#### DIRECTIONS
Check every line below for the word "Tudor" and show those that hold it.

=== DATA FOR THE TASK ===

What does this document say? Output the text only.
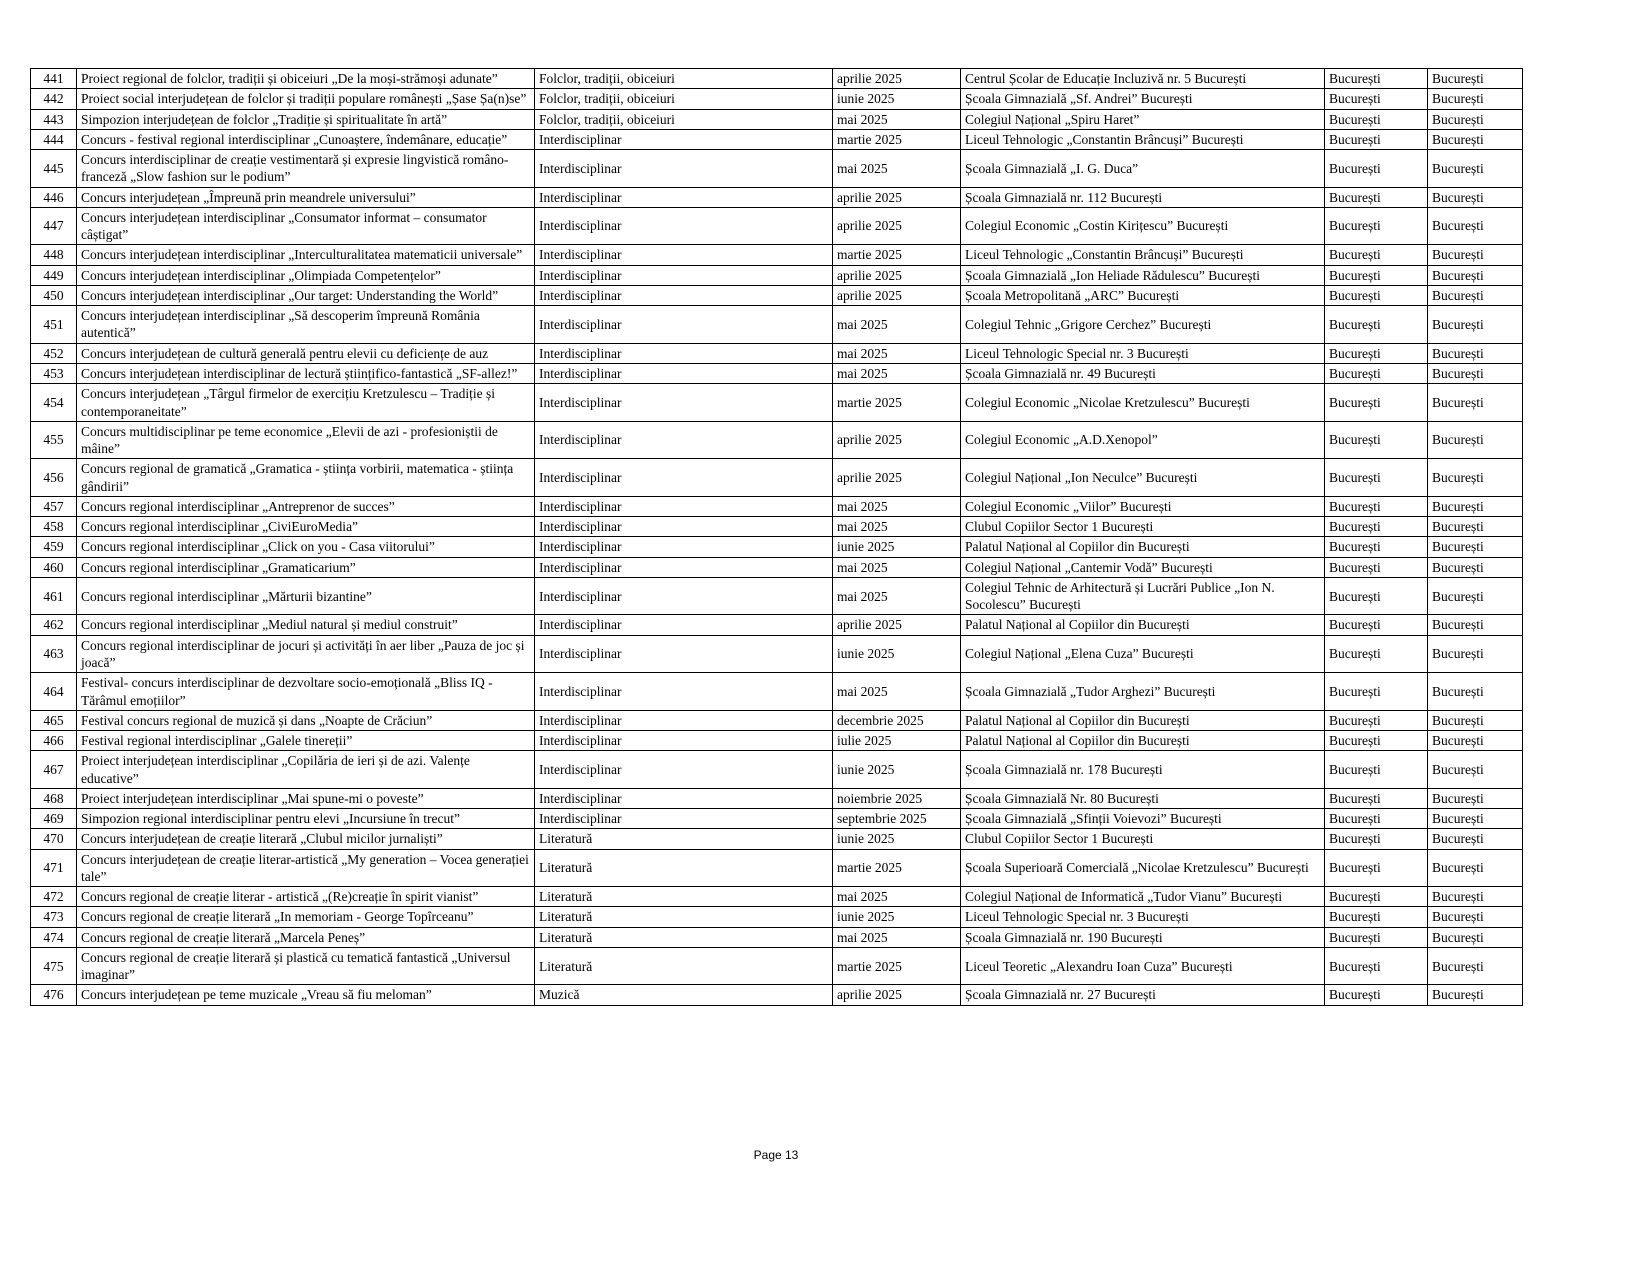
441	Proiect regional de folclor, tradiții și obiceiuri „De la moși-strămoși adunate”	Folclor, tradiții, obiceiuri	aprilie 2025	Centrul Școlar de Educație Incluzivă nr. 5 București	București	București
442	Proiect social interjudețean de folclor și tradiții populare românești „Șase Șa(n)se”	Folclor, tradiții, obiceiuri	iunie 2025	Școala Gimnazială „Sf. Andrei” București	București	București
443	Simpozion interjudețean de folclor „Tradiție și spiritualitate în artă”	Folclor, tradiții, obiceiuri	mai 2025	Colegiul Național „Spiru Haret”	București	București
444	Concurs - festival regional interdisciplinar „Cunoaștere, îndemânare, educație”	Interdisciplinar	martie 2025	Liceul Tehnologic „Constantin Brâncuși” București	București	București
445	Concurs interdisciplinar de creație vestimentară și expresie lingvistică româno-franceză „Slow fashion sur le podium”	Interdisciplinar	mai 2025	Școala Gimnazială „I. G. Duca”	București	București
446	Concurs interjudețean „Împreună prin meandrele universului”	Interdisciplinar	aprilie 2025	Școala Gimnazială nr. 112 București	București	București
447	Concurs interjudețean interdisciplinar „Consumator informat – consumator câștigat”	Interdisciplinar	aprilie 2025	Colegiul Economic „Costin Kirițescu” București	București	București
448	Concurs interjudețean interdisciplinar „Interculturalitatea matematicii universale”	Interdisciplinar	martie 2025	Liceul Tehnologic „Constantin Brâncuși” București	București	București
449	Concurs interjudețean interdisciplinar „Olimpiada Competențelor”	Interdisciplinar	aprilie 2025	Școala Gimnazială „Ion Heliade Rădulescu” București	București	București
450	Concurs interjudețean interdisciplinar „Our target: Understanding the World”	Interdisciplinar	aprilie 2025	Școala Metropolitană „ARC” București	București	București
451	Concurs interjudețean interdisciplinar „Să descoperim împreună România autentică”	Interdisciplinar	mai 2025	Colegiul Tehnic „Grigore Cerchez” București	București	București
452	Concurs interjudețean de cultură generală pentru elevii cu deficiențe de auz	Interdisciplinar	mai 2025	Liceul Tehnologic Special nr. 3 București	București	București
453	Concurs interjudețean interdisciplinar de lectură științifico-fantastică „SF-allez!”	Interdisciplinar	mai 2025	Școala Gimnazială nr. 49 București	București	București
454	Concurs interjudețean „Târgul firmelor de exercițiu Kretzulescu – Tradiție și contemporaneitate”	Interdisciplinar	martie 2025	Colegiul Economic „Nicolae Kretzulescu” București	București	București
455	Concurs multidisciplinar pe teme economice „Elevii de azi - profesioniștii de mâine”	Interdisciplinar	aprilie 2025	Colegiul Economic „A.D.Xenopol”	București	București
456	Concurs regional de gramatică „Gramatica - știința vorbirii, matematica - știința gândirii”	Interdisciplinar	aprilie 2025	Colegiul Național „Ion Neculce” București	București	București
457	Concurs regional interdisciplinar „Antreprenor de succes”	Interdisciplinar	mai 2025	Colegiul Economic „Viilor” București	București	București
458	Concurs regional interdisciplinar „CiviEuroMedia”	Interdisciplinar	mai 2025	Clubul Copiilor Sector 1 București	București	București
459	Concurs regional interdisciplinar „Click on you - Casa viitorului”	Interdisciplinar	iunie 2025	Palatul Național al Copiilor din București	București	București
460	Concurs regional interdisciplinar „Gramaticarium”	Interdisciplinar	mai 2025	Colegiul Național „Cantemir Vodă” București	București	București
461	Concurs regional interdisciplinar „Mărturii bizantine”	Interdisciplinar	mai 2025	Colegiul Tehnic de Arhitectură și Lucrări Publice „Ion N. Socolescu” București	București	București
462	Concurs regional interdisciplinar „Mediul natural și mediul construit”	Interdisciplinar	aprilie 2025	Palatul Național al Copiilor din București	București	București
463	Concurs regional interdisciplinar de jocuri și activități în aer liber „Pauza de joc și joacă”	Interdisciplinar	iunie 2025	Colegiul Național „Elena Cuza” București	București	București
464	Festival- concurs interdisciplinar de dezvoltare socio-emoțională „Bliss IQ - Tărâmul emoțiilor”	Interdisciplinar	mai 2025	Școala Gimnazială „Tudor Arghezi” București	București	București
465	Festival concurs regional de muzică și dans „Noapte de Crăciun”	Interdisciplinar	decembrie 2025	Palatul Național al Copiilor din București	București	București
466	Festival regional interdisciplinar „Galele tinereții”	Interdisciplinar	iulie 2025	Palatul Național al Copiilor din București	București	București
467	Proiect interjudețean interdisciplinar „Copilăria de ieri și de azi. Valențe educative”	Interdisciplinar	iunie 2025	Școala Gimnazială nr. 178 București	București	București
468	Proiect interjudețean interdisciplinar „Mai spune-mi o poveste”	Interdisciplinar	noiembrie 2025	Școala Gimnazială Nr. 80 București	București	București
469	Simpozion regional interdisciplinar pentru elevi „Incursiune în trecut”	Interdisciplinar	septembrie 2025	Școala Gimnazială „Sfinții Voievozi” București	București	București
470	Concurs interjudețean de creație literară „Clubul micilor jurnaliști”	Literatură	iunie 2025	Clubul Copiilor Sector 1 București	București	București
471	Concurs interjudețean de creație literar-artistică „My generation – Vocea generației tale”	Literatură	martie 2025	Școala Superioară Comercială „Nicolae Kretzulescu” București	București	București
472	Concurs regional de creație literar - artistică „(Re)creație în spirit vianist”	Literatură	mai 2025	Colegiul Național de Informatică „Tudor Vianu” București	București	București
473	Concurs regional de creație literară „In memoriam - George Topîrceanu”	Literatură	iunie 2025	Liceul Tehnologic Special nr. 3 București	București	București
474	Concurs regional de creație literară „Marcela Peneș”	Literatură	mai 2025	Școala Gimnazială nr. 190 București	București	București
475	Concurs regional de creație literară și plastică cu tematică fantastică „Universul imaginar”	Literatură	martie 2025	Liceul Teoretic „Alexandru Ioan Cuza” București	București	București
476	Concurs interjudețean pe teme muzicale „Vreau să fiu meloman”	Muzică	aprilie 2025	Școala Gimnazială nr. 27 București	București	București
Page 13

===

#### TASK RESPONSE
464	Festival- concurs interdisciplinar de dezvoltare socio-emoțională „Bliss IQ - Tărâmul emoțiilor”	Interdisciplinar	mai 2025	Școala Gimnazială „Tudor Arghezi” București	București	București
472	Concurs regional de creație literar - artistică „(Re)creație în spirit vianist”	Literatură	mai 2025	Colegiul Național de Informatică „Tudor Vianu” București	București	București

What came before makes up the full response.